*LISTED ENTRIES*:
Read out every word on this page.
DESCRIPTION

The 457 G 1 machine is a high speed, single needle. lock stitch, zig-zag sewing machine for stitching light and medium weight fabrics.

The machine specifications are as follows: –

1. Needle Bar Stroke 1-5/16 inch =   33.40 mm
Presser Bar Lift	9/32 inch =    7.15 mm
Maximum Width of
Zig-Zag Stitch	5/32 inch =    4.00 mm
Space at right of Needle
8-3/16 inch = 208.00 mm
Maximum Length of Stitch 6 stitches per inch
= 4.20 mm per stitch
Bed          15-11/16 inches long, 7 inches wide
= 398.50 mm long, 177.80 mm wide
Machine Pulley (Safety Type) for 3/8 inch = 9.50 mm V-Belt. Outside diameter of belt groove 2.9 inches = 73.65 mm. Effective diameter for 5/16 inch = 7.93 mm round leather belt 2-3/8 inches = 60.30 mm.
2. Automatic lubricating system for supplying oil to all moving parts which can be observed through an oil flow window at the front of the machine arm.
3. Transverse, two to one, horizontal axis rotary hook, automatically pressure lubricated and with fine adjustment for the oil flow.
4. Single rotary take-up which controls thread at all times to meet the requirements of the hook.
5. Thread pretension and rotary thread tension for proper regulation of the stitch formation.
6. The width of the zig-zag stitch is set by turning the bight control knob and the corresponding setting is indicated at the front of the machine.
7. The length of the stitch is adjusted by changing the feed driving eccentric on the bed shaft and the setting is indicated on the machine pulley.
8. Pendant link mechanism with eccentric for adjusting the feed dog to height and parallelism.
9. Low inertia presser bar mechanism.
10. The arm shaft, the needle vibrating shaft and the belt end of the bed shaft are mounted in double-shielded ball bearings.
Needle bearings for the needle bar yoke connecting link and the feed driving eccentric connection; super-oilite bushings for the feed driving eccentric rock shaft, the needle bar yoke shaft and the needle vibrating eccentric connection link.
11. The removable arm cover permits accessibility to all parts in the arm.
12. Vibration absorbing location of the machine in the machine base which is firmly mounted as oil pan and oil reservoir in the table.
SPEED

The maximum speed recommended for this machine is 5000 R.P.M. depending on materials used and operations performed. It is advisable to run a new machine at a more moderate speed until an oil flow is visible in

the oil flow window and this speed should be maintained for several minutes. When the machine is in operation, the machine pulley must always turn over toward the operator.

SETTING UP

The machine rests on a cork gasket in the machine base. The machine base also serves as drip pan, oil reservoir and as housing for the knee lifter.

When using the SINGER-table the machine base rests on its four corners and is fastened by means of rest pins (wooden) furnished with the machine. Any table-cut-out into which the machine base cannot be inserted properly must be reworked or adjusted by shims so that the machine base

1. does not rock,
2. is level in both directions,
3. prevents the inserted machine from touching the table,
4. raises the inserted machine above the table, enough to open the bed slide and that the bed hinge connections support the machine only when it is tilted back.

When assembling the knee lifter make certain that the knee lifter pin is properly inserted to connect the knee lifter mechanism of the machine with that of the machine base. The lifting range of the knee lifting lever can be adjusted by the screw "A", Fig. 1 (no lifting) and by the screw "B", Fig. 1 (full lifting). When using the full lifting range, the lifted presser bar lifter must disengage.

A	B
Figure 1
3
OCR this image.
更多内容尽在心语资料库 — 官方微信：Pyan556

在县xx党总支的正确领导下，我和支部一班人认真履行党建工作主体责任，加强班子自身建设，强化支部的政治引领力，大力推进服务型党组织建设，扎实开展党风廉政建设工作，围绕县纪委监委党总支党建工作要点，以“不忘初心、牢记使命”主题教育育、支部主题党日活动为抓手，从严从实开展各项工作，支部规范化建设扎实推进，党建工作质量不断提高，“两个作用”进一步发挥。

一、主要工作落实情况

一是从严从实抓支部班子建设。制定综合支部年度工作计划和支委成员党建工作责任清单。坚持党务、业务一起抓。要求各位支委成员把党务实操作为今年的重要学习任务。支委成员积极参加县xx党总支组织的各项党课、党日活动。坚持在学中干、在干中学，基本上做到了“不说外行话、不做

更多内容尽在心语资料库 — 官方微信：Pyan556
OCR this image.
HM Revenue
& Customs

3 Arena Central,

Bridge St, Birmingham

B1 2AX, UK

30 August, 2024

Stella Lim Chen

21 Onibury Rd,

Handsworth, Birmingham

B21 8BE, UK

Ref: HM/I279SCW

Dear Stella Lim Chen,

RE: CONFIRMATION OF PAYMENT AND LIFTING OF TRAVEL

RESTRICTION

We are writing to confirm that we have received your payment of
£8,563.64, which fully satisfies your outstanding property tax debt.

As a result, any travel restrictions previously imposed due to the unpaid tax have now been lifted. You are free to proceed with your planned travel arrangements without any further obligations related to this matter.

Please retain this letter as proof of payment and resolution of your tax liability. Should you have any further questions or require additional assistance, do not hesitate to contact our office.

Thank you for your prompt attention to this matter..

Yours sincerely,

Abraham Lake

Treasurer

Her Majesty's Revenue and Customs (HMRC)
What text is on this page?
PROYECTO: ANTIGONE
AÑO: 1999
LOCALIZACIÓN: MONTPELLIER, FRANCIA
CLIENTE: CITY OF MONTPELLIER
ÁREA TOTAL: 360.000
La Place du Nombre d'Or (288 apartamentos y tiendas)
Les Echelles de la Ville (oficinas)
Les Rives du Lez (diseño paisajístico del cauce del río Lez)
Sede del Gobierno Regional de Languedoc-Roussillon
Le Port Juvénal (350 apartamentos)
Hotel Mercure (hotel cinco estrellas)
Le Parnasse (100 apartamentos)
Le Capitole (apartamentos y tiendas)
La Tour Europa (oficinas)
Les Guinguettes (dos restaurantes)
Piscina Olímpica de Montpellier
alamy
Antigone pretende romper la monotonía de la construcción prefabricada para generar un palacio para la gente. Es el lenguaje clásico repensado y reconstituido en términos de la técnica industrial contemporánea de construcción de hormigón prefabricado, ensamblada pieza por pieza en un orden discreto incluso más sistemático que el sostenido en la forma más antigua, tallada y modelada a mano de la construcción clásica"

*THE PROBLEM*: Return only those lines of the records that contain the string "window".

*CORRECT RESPONSE*:
2. Automatic lubricating system for supplying oil to all moving parts which can be observed through an oil flow window at the front of the machine arm.
the oil flow window and this speed should be maintained for several minutes. When the machine is in operation, the machine pulley must always turn over toward the operator.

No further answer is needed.